Short task →
Report every line below that holds the word "voltage".

Available records →

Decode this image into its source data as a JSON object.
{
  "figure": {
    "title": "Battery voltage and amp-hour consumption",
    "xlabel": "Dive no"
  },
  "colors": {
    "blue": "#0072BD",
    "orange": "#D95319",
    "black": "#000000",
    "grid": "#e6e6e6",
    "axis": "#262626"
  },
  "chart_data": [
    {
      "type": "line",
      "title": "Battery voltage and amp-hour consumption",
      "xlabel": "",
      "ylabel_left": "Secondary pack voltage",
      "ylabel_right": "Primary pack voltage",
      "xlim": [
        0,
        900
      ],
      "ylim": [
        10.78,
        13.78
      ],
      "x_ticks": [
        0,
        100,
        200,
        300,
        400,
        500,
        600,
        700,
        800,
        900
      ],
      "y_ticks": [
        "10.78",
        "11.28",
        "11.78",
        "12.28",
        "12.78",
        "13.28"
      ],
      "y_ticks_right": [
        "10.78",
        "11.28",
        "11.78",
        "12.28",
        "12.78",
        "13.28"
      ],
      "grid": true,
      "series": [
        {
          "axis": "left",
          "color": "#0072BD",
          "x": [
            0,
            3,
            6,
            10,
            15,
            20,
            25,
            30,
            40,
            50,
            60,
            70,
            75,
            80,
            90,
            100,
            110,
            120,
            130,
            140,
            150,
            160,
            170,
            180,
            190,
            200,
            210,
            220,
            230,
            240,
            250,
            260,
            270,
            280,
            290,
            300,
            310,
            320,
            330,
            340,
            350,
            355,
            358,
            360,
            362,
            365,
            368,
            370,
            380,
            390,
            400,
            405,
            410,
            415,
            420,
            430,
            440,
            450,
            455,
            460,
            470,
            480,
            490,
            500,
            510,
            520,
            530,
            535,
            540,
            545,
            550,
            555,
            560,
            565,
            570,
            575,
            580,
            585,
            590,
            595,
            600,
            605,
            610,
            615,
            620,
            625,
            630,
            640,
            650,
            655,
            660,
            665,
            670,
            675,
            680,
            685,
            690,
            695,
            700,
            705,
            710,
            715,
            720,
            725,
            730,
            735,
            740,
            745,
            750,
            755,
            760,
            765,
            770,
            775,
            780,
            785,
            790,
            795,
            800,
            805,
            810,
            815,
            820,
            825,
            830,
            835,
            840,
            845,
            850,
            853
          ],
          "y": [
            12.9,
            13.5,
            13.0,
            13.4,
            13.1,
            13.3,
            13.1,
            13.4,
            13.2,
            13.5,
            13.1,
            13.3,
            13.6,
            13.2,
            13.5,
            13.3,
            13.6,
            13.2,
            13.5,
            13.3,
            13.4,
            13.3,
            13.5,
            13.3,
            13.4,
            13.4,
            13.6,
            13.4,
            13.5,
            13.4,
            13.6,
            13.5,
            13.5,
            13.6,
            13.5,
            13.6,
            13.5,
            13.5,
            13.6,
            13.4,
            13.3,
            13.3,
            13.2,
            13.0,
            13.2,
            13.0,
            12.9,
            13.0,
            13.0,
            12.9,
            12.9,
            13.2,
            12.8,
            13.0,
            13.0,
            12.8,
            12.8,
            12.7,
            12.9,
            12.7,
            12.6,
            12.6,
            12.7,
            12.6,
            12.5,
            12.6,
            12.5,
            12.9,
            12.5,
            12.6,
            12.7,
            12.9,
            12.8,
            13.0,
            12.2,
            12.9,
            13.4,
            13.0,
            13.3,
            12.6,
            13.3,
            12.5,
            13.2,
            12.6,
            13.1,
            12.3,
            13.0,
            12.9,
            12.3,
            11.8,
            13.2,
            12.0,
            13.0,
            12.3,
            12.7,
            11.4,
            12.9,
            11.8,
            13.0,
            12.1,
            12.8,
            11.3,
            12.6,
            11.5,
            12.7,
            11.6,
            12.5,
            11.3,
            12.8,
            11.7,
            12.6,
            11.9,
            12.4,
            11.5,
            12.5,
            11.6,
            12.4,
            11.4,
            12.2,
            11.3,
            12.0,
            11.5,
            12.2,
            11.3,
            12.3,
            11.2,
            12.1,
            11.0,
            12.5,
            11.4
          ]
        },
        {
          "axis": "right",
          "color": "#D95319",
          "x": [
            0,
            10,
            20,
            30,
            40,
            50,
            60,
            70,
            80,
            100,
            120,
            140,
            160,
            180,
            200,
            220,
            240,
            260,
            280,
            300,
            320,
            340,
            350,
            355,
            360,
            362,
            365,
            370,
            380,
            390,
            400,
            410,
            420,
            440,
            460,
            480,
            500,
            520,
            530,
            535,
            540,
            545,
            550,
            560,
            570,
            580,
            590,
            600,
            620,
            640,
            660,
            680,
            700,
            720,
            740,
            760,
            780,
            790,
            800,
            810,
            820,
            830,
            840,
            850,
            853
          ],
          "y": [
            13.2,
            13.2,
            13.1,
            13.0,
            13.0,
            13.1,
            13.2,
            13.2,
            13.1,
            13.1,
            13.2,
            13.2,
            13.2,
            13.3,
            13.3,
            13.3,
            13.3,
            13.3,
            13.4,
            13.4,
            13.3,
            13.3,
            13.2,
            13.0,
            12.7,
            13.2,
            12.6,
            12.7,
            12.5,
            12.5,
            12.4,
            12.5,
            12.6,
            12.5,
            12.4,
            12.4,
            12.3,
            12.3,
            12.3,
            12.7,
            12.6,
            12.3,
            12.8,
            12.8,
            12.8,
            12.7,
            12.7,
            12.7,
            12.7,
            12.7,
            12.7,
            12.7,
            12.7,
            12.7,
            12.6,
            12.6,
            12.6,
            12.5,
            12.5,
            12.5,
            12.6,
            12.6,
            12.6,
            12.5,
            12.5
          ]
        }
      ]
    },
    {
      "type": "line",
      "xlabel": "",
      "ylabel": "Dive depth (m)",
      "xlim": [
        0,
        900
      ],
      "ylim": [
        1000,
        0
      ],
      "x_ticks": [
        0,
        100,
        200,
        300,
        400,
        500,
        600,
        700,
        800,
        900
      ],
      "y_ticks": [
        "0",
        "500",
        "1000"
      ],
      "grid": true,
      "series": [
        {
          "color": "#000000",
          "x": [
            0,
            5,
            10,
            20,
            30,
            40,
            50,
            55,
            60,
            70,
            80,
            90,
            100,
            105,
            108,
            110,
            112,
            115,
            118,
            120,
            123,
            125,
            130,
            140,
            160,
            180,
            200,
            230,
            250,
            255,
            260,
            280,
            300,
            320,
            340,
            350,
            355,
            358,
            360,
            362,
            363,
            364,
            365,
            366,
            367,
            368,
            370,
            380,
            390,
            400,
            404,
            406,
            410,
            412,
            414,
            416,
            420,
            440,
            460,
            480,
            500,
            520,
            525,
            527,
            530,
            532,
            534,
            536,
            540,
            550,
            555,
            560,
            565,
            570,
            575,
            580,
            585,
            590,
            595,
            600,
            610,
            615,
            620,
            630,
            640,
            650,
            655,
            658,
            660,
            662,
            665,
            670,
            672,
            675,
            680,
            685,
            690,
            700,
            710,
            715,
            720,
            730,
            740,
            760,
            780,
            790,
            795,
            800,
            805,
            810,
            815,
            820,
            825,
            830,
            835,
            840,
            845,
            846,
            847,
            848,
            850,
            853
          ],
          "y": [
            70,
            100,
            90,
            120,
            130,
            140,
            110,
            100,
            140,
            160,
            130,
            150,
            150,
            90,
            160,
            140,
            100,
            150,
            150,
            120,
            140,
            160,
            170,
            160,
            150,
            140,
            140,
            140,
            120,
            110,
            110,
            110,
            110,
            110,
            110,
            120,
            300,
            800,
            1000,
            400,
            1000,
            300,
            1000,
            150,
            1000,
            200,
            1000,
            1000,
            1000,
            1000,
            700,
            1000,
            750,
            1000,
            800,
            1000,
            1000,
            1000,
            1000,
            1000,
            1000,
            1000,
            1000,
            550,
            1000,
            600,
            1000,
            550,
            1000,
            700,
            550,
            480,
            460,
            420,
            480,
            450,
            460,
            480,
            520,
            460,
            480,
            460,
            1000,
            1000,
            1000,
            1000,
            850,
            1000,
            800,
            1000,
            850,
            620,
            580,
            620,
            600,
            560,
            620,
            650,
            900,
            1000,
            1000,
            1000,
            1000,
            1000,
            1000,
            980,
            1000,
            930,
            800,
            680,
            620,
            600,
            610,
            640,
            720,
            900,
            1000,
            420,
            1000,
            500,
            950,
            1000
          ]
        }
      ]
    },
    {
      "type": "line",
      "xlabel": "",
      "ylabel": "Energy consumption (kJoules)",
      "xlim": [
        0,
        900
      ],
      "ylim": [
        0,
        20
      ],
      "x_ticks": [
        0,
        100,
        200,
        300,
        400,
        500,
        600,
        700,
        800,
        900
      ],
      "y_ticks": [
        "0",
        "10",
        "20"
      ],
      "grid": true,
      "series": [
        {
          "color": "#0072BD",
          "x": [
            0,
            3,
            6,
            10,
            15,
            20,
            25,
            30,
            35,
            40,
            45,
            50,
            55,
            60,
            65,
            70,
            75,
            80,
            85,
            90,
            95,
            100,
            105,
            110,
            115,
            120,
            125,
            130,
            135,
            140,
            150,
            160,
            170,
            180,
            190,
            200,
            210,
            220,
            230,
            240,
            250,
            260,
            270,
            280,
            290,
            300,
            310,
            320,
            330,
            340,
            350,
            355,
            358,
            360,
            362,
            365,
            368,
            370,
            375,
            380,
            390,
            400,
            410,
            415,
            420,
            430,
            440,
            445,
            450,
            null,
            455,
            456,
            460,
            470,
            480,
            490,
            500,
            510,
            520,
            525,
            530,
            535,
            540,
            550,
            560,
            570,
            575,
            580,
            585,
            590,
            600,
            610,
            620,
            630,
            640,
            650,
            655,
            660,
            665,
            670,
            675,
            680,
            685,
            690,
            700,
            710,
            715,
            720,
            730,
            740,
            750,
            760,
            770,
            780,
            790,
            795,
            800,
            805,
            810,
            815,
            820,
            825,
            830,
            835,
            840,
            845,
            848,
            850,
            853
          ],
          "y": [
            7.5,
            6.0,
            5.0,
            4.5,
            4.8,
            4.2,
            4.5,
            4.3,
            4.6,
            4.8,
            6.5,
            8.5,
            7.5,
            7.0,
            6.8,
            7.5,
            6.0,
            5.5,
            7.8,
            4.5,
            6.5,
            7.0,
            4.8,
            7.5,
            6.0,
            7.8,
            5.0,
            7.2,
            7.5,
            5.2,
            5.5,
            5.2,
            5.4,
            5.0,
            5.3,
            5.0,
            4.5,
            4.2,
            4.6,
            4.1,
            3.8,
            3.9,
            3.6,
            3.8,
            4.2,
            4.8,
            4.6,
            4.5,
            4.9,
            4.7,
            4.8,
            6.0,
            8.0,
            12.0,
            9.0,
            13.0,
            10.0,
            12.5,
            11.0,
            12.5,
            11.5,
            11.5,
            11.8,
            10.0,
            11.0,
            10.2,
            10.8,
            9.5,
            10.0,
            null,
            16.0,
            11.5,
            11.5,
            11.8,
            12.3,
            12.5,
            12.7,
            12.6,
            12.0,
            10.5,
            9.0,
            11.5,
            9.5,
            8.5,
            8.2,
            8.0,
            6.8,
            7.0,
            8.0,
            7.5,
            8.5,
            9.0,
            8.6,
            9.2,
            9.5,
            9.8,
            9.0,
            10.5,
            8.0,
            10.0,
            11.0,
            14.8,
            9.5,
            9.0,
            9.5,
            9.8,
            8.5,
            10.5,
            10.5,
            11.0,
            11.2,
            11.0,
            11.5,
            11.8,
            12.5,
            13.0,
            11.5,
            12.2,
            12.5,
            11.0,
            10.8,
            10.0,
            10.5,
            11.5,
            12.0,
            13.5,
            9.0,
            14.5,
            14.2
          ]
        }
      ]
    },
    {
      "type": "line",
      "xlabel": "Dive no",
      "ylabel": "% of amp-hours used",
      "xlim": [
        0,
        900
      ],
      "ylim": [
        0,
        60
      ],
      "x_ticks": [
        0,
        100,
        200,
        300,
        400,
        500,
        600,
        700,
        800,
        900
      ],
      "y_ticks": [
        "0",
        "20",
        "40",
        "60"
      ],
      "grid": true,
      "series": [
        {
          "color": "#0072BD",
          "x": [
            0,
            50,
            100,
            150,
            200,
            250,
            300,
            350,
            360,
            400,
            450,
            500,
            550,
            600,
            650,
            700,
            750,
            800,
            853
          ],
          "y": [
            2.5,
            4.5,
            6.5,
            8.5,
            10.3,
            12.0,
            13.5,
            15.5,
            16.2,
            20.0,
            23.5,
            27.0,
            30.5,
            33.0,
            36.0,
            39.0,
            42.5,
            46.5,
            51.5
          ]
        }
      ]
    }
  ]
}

Problem solution →
    "title": "Battery voltage and amp-hour consumption",
      "title": "Battery voltage and amp-hour consumption",
      "ylabel_left": "Secondary pack voltage",
      "ylabel_right": "Primary pack voltage",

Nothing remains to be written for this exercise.